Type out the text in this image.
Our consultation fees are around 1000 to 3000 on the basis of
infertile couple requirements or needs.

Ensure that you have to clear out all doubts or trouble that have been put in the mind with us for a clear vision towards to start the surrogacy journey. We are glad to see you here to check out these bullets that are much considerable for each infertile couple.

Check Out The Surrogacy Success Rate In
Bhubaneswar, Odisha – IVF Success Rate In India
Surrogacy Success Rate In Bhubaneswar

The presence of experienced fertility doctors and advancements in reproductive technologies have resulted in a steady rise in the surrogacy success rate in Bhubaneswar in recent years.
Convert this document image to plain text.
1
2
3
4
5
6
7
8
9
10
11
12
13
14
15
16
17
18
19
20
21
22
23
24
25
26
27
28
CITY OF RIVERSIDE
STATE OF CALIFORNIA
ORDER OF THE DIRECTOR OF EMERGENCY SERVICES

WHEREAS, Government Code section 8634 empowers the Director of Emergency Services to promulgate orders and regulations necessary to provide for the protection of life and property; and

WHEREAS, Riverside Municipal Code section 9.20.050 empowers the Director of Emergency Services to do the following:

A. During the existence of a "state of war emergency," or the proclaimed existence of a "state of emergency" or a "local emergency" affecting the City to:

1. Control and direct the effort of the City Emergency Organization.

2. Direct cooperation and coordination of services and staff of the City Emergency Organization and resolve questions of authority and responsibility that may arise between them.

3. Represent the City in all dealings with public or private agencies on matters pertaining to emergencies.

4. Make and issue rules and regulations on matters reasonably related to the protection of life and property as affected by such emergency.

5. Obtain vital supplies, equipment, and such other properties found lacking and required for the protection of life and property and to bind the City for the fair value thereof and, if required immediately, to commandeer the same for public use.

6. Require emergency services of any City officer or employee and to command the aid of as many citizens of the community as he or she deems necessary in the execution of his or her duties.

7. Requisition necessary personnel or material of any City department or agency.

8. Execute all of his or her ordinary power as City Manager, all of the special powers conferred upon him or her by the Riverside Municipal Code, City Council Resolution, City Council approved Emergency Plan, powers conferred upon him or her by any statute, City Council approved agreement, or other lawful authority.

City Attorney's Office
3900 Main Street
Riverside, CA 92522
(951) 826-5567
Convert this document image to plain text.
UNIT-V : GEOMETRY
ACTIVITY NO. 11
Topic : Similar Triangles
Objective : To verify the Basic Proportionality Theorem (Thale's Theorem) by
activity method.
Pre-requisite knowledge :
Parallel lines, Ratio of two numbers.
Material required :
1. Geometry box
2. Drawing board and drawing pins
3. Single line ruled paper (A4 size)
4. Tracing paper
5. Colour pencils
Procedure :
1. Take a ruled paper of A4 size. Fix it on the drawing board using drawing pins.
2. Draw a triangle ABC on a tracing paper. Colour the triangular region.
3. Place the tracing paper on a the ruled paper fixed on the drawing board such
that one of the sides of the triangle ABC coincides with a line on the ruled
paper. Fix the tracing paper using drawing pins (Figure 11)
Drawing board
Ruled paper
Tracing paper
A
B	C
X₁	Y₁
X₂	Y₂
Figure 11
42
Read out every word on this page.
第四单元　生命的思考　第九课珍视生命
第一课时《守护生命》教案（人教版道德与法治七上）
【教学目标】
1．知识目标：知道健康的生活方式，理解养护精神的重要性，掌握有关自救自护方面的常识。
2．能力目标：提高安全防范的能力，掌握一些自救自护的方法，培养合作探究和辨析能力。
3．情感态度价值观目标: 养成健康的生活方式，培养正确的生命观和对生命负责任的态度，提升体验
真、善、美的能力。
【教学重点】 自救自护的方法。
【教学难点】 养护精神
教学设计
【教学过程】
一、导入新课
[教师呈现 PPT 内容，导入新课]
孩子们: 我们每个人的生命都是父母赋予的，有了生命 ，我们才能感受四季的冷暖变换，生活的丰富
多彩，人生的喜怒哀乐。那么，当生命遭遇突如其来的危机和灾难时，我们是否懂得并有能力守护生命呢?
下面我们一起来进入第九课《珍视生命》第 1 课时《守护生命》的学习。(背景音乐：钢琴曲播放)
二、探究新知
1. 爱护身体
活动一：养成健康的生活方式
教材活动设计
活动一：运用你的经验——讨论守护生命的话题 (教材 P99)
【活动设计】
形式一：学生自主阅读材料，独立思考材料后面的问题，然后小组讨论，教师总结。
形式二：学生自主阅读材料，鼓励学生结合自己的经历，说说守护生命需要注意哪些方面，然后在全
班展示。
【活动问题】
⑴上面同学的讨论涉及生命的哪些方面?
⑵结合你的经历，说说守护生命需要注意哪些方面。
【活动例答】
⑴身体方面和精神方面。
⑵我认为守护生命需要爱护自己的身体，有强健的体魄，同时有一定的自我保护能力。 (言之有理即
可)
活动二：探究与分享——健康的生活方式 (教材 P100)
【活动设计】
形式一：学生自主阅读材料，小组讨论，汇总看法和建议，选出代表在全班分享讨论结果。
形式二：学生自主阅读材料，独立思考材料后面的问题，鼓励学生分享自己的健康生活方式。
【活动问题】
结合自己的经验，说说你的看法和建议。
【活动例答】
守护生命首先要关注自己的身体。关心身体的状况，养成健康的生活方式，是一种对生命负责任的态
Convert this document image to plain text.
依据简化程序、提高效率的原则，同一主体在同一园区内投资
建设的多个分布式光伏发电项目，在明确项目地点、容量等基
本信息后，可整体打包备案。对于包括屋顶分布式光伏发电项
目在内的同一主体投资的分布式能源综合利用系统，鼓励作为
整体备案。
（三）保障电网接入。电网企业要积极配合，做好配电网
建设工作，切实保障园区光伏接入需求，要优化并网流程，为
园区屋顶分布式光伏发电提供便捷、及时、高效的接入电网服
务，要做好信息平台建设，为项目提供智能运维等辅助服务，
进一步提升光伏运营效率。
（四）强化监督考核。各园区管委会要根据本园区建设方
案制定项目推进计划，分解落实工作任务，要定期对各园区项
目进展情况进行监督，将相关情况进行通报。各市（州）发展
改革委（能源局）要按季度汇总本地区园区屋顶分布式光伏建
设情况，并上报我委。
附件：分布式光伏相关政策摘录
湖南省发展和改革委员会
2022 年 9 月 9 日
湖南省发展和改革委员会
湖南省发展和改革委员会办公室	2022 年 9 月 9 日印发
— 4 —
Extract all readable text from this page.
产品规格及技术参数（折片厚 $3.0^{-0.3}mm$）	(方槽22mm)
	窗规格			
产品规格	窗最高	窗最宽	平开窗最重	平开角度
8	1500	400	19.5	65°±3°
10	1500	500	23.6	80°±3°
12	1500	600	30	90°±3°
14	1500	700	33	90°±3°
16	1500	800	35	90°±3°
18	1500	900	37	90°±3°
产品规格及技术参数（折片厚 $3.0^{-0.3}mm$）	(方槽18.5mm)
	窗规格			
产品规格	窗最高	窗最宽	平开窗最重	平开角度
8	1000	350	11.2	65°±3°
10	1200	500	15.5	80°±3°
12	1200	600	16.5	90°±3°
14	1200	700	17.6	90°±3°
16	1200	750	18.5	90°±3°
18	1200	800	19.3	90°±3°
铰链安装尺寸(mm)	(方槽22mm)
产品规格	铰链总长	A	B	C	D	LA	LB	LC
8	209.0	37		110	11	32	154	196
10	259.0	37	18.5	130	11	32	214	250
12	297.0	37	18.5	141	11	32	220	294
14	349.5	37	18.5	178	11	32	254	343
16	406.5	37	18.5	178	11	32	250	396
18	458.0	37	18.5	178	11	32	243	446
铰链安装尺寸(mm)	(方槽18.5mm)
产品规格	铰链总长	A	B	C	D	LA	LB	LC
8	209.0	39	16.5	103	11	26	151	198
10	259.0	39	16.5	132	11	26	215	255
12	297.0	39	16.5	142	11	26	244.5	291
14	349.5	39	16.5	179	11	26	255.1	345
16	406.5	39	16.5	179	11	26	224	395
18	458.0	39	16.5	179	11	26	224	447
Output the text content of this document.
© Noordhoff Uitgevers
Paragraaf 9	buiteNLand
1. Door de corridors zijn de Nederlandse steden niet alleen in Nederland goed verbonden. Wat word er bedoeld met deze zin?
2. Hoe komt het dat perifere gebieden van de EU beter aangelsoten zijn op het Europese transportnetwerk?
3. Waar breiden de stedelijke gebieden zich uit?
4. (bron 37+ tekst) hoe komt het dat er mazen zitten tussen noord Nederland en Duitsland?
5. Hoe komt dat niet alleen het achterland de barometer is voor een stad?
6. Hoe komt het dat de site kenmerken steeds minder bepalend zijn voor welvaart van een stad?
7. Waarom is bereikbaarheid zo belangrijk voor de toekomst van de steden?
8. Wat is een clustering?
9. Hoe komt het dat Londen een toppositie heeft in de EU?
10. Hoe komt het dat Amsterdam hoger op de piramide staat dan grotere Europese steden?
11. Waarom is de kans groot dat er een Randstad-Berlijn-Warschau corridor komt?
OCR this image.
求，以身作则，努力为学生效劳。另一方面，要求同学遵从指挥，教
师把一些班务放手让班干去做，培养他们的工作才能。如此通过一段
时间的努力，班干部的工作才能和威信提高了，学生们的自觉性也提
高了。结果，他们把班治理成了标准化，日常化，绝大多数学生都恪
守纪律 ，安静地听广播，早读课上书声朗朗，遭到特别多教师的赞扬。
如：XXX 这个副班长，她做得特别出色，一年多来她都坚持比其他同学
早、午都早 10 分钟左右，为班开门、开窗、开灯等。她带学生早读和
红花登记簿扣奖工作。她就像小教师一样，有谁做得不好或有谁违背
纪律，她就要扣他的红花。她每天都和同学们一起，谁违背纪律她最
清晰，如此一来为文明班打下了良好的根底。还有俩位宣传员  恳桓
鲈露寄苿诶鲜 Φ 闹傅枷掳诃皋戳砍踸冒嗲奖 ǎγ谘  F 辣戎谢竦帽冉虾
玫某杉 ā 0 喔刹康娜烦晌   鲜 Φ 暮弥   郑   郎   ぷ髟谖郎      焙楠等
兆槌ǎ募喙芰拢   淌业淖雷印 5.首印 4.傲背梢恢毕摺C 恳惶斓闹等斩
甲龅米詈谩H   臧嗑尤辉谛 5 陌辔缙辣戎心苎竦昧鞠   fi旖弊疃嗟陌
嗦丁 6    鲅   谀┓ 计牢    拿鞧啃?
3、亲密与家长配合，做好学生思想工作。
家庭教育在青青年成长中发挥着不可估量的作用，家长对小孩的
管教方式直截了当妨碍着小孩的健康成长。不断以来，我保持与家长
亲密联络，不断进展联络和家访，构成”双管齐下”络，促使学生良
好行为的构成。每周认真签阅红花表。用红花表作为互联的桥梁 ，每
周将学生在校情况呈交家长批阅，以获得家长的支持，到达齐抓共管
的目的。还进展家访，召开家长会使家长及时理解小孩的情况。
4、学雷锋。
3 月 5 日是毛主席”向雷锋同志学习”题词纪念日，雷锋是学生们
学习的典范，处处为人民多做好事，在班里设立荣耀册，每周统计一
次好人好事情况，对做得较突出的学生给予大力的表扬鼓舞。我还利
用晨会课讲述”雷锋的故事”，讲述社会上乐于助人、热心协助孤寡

+-------+

Going through the entries above, report how many lines include the string "word". The number alone is the answer.

- Task solution:
2